◆ **REQUIRED TASK**
Look through the listing and locate every line containing the word "Jakub"; copy those lines.

Data records

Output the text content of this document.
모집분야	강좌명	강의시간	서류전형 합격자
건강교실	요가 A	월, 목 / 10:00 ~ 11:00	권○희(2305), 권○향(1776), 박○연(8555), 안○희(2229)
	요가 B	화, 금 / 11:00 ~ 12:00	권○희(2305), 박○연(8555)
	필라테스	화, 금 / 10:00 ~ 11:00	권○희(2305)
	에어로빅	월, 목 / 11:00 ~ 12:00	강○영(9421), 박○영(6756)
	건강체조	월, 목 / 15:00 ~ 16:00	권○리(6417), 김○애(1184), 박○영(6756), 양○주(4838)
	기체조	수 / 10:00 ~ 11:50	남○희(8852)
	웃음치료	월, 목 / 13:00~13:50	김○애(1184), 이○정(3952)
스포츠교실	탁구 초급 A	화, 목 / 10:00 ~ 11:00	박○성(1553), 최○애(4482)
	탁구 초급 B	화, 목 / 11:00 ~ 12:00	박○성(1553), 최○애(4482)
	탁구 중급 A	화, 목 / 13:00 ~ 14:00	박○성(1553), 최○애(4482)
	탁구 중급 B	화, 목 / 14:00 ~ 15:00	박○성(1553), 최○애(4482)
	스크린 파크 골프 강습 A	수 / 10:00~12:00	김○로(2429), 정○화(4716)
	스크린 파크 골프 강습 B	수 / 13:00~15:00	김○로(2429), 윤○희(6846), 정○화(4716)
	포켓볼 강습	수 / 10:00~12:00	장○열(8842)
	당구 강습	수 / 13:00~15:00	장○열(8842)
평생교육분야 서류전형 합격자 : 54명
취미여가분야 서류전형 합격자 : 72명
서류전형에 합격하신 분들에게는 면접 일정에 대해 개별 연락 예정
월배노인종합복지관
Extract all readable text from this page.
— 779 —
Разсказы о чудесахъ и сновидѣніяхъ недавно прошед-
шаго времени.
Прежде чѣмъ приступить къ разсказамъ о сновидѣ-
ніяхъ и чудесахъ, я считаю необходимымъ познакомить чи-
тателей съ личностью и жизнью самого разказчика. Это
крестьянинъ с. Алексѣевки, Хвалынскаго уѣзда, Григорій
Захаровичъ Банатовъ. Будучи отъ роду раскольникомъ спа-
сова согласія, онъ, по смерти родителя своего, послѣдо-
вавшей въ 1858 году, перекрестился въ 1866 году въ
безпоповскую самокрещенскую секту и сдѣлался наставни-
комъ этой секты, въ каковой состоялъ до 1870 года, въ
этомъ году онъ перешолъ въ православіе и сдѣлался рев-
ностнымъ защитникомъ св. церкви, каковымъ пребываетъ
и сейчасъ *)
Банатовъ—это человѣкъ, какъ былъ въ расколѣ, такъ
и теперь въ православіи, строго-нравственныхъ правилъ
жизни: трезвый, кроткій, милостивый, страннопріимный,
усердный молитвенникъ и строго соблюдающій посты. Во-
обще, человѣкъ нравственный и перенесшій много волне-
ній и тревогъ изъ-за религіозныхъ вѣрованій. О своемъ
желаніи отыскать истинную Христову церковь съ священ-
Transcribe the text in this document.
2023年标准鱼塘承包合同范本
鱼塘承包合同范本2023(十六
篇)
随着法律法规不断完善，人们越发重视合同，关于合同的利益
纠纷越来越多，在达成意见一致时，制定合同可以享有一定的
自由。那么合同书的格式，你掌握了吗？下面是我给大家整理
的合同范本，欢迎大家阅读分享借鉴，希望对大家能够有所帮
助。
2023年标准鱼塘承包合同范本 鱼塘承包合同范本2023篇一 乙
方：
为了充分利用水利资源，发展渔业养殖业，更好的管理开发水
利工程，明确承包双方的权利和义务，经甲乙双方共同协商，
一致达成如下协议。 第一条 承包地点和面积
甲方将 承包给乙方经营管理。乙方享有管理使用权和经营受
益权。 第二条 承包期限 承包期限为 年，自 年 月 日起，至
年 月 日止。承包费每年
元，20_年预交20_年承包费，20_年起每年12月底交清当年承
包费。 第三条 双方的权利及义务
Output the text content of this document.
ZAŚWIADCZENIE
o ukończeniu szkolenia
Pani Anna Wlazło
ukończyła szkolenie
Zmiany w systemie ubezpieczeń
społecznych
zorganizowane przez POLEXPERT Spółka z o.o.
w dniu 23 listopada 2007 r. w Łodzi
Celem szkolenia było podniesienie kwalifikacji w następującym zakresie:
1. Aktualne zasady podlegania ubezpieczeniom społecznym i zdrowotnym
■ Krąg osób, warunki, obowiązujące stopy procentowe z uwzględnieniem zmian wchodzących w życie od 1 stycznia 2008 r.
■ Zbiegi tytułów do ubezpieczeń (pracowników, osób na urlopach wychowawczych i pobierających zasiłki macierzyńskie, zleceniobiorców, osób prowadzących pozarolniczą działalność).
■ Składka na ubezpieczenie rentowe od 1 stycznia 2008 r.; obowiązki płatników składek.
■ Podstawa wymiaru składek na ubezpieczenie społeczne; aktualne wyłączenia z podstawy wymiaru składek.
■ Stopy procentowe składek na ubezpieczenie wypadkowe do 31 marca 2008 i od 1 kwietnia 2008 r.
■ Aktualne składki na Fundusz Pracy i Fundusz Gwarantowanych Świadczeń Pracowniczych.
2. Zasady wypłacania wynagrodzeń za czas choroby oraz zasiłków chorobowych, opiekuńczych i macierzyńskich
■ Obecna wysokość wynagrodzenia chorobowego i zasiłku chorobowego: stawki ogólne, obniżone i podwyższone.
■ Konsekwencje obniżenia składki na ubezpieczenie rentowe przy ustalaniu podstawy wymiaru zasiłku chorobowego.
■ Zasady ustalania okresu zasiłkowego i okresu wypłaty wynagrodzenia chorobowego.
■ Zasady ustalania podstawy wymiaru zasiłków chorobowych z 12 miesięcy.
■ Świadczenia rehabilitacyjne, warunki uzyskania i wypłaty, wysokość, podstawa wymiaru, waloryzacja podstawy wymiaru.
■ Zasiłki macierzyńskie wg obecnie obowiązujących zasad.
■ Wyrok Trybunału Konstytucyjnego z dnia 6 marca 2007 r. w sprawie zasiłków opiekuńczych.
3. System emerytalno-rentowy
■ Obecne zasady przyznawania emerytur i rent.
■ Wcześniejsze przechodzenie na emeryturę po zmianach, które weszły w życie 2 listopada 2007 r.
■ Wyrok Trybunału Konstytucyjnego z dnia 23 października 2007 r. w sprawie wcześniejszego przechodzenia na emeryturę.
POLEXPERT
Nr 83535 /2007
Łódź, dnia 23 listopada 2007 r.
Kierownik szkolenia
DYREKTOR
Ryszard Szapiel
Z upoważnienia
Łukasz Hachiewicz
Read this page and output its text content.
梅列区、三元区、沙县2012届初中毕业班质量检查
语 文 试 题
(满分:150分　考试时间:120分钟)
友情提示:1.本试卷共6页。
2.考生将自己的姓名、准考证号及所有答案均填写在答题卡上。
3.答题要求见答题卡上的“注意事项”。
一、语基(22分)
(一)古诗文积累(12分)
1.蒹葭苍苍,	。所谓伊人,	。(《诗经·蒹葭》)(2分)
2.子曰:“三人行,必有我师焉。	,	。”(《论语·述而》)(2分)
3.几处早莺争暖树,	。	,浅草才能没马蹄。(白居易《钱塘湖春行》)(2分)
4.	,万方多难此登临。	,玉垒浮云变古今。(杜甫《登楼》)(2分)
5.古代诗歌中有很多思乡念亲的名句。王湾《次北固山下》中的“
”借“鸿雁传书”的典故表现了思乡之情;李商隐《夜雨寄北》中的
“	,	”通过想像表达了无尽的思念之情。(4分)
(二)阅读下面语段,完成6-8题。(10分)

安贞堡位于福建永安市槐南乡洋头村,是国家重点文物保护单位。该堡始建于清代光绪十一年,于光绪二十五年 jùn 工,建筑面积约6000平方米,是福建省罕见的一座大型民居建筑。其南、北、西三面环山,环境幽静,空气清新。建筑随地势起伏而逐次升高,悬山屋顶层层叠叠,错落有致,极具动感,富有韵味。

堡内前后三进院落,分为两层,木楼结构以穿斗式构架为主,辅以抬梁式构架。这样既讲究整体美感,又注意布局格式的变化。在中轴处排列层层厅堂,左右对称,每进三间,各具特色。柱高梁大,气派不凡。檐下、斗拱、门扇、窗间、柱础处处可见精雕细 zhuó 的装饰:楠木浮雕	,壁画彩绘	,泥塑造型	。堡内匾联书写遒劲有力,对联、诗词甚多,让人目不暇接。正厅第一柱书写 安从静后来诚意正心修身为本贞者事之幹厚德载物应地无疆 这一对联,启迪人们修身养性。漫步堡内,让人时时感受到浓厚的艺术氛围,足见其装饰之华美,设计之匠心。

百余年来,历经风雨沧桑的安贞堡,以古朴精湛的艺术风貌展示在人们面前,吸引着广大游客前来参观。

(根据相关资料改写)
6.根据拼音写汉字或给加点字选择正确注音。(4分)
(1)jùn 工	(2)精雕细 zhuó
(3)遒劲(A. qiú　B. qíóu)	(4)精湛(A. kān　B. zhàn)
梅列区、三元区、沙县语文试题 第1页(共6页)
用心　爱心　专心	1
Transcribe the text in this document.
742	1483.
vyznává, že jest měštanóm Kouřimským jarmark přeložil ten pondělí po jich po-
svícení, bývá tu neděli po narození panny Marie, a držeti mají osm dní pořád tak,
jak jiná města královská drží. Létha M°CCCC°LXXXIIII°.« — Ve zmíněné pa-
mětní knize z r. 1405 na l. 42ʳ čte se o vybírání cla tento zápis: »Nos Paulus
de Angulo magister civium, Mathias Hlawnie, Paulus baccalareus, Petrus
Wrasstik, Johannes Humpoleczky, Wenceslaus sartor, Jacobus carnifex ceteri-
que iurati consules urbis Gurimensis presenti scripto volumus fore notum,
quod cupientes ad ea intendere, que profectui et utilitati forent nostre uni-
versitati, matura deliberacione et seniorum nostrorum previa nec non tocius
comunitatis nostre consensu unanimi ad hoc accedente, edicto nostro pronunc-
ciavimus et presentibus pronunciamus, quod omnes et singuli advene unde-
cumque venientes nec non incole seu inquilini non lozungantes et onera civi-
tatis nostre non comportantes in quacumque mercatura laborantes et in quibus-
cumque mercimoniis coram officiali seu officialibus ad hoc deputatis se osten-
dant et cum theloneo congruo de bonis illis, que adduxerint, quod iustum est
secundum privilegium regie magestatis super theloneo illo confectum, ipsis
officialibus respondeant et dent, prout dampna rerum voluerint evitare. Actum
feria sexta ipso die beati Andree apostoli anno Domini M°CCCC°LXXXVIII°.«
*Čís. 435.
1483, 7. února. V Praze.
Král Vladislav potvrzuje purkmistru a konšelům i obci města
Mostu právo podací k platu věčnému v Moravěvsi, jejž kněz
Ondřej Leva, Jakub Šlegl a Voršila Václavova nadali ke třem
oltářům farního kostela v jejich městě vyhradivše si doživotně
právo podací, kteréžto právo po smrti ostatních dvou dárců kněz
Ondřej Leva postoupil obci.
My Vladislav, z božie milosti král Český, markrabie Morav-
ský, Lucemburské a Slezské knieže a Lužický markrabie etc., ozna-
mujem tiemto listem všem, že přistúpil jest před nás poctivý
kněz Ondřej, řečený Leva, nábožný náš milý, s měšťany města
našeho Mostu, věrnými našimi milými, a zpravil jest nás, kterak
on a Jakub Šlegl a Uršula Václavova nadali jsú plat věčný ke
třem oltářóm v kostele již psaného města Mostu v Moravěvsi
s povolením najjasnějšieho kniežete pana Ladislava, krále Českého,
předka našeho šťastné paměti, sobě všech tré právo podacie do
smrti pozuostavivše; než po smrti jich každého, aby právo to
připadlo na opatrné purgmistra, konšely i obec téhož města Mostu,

◆ **OUTPUT OF THE TASK**
Ondřej Leva, Jakub Šlegl a Voršila Václavova nadali ke třem
on a Jakub Šlegl a Uršula Václavova nadali jsú plat věčný ke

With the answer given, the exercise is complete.